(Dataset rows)
>> START
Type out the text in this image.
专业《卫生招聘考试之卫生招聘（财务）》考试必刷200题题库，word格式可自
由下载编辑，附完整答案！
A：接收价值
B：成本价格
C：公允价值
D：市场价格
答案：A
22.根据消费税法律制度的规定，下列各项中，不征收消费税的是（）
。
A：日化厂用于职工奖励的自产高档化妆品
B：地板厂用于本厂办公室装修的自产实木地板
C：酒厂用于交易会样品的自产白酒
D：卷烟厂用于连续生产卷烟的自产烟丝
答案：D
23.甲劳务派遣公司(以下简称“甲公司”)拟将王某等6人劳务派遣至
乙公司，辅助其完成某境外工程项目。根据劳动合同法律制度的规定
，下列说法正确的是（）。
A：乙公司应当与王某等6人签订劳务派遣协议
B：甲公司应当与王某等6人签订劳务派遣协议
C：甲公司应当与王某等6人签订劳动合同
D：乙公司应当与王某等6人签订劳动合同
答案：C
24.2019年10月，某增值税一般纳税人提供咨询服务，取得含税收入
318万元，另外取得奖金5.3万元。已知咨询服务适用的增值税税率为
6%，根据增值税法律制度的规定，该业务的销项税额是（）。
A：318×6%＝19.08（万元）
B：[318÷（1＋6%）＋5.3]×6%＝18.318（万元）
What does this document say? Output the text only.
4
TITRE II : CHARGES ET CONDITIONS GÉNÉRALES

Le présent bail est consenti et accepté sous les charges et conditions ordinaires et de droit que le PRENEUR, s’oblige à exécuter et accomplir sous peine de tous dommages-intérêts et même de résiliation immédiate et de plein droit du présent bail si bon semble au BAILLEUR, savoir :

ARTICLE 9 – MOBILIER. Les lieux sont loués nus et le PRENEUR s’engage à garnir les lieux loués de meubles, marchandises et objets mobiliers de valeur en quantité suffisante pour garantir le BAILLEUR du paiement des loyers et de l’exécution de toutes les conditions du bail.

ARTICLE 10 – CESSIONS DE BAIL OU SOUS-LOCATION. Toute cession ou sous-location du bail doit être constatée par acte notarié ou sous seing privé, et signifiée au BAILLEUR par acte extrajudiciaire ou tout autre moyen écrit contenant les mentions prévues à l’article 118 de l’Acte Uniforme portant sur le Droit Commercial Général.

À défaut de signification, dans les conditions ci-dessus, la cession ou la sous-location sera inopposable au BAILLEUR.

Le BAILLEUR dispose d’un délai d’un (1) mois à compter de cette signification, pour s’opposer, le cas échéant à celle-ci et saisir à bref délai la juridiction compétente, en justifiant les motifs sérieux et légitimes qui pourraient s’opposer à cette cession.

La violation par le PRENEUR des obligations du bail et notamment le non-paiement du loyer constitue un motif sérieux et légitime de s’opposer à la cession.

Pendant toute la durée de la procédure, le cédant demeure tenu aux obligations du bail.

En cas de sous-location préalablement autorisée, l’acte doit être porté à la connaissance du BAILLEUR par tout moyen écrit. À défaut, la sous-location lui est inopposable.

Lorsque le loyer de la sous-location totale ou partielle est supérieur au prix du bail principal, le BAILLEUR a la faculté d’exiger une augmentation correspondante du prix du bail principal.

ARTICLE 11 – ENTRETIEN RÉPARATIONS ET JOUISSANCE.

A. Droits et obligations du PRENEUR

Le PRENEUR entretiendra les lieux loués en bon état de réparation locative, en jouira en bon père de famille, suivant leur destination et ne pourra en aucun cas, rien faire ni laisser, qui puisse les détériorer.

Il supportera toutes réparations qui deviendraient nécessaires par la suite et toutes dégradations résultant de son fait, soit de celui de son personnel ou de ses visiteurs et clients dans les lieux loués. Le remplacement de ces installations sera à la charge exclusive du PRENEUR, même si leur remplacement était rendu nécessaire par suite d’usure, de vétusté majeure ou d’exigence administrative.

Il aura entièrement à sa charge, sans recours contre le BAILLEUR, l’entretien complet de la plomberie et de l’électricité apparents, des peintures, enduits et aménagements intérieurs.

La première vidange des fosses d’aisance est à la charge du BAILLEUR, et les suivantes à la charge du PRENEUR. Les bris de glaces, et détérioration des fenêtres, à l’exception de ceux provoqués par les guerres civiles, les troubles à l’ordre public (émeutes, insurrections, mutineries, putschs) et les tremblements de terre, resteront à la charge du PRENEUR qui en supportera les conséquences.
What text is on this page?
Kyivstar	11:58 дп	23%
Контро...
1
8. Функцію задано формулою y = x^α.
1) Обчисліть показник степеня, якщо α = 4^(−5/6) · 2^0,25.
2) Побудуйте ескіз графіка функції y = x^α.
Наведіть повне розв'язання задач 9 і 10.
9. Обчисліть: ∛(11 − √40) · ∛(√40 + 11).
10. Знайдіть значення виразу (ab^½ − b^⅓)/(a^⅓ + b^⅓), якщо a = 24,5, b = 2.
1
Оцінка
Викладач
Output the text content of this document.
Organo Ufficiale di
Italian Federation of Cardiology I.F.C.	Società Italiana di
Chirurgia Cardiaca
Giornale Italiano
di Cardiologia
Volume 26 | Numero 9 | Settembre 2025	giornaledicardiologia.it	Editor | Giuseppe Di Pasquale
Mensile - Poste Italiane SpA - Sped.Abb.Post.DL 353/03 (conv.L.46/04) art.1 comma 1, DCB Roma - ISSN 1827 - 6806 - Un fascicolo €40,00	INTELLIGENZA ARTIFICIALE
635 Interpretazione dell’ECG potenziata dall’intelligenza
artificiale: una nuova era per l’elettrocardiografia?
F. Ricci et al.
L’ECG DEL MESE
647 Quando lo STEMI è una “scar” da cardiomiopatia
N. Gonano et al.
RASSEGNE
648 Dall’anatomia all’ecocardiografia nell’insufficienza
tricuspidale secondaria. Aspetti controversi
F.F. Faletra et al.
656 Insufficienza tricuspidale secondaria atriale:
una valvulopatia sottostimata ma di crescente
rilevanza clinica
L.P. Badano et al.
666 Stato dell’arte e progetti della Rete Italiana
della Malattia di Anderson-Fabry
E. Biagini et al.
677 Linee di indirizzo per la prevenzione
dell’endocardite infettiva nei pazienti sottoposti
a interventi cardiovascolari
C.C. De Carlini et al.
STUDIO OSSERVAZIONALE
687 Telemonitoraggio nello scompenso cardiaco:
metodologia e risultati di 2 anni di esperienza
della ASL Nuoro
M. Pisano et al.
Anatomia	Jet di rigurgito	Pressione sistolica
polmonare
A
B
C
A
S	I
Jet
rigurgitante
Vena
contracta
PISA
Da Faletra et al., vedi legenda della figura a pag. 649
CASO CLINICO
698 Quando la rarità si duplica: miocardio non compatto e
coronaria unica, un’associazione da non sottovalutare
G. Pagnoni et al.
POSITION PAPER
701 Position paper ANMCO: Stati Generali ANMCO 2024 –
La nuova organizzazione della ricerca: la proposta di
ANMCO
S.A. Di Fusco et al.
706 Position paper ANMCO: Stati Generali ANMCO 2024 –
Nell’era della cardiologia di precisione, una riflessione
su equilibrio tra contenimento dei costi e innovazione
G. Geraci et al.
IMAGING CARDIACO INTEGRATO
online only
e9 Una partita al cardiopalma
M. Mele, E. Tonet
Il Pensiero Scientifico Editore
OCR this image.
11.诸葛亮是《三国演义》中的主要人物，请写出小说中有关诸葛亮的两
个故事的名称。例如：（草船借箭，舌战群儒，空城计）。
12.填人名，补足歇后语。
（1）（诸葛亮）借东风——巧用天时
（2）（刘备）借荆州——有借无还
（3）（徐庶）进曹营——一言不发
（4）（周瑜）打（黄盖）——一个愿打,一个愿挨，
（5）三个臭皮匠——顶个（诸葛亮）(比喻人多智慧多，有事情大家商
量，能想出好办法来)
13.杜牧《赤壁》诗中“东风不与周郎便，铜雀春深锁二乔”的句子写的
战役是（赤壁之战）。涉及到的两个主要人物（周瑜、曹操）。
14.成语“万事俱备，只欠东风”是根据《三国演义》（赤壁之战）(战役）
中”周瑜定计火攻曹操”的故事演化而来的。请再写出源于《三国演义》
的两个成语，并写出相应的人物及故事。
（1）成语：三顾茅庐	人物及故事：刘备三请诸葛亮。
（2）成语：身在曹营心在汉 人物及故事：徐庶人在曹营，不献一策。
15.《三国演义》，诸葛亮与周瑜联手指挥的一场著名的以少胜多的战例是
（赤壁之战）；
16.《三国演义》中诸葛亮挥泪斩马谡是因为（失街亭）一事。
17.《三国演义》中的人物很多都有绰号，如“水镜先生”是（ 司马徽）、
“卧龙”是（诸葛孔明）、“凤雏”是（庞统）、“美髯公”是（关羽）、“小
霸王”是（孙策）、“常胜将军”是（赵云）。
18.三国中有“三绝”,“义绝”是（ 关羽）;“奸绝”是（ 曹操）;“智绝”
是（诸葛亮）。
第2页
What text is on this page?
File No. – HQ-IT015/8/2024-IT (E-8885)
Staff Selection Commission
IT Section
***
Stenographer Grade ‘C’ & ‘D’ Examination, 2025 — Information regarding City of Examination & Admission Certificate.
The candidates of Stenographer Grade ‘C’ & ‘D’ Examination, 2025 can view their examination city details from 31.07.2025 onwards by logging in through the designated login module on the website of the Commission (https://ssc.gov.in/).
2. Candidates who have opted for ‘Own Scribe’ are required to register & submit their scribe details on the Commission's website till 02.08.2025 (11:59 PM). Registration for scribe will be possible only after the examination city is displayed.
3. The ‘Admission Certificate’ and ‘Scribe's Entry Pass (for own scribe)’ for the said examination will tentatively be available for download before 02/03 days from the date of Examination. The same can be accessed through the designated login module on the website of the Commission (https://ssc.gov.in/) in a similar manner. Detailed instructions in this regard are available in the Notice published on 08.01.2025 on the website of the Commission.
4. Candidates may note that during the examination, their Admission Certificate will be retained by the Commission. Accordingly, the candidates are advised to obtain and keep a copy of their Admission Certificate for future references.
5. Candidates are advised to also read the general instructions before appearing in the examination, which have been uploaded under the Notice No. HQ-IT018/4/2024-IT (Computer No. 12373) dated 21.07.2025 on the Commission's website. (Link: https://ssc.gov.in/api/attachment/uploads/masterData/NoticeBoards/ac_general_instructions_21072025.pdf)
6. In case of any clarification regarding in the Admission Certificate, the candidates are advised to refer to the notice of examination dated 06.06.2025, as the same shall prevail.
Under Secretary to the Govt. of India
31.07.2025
>> END
What you will do
Search the entries for the word "Admission" and copy every line that has it.

Result of this exercise
Stenographer Grade ‘C’ & ‘D’ Examination, 2025 — Information regarding City of Examination & Admission Certificate.
3. The ‘Admission Certificate’ and ‘Scribe's Entry Pass (for own scribe)’ for the said examination will tentatively be available for download before 02/03 days from the date of Examination. The same can be accessed through the designated login module on the website of the Commission (https://ssc.gov.in/) in a similar manner. Detailed instructions in this regard are available in the Notice published on 08.01.2025 on the website of the Commission.
4. Candidates may note that during the examination, their Admission Certificate will be retained by the Commission. Accordingly, the candidates are advised to obtain and keep a copy of their Admission Certificate for future references.
6. In case of any clarification regarding in the Admission Certificate, the candidates are advised to refer to the notice of examination dated 06.06.2025, as the same shall prevail.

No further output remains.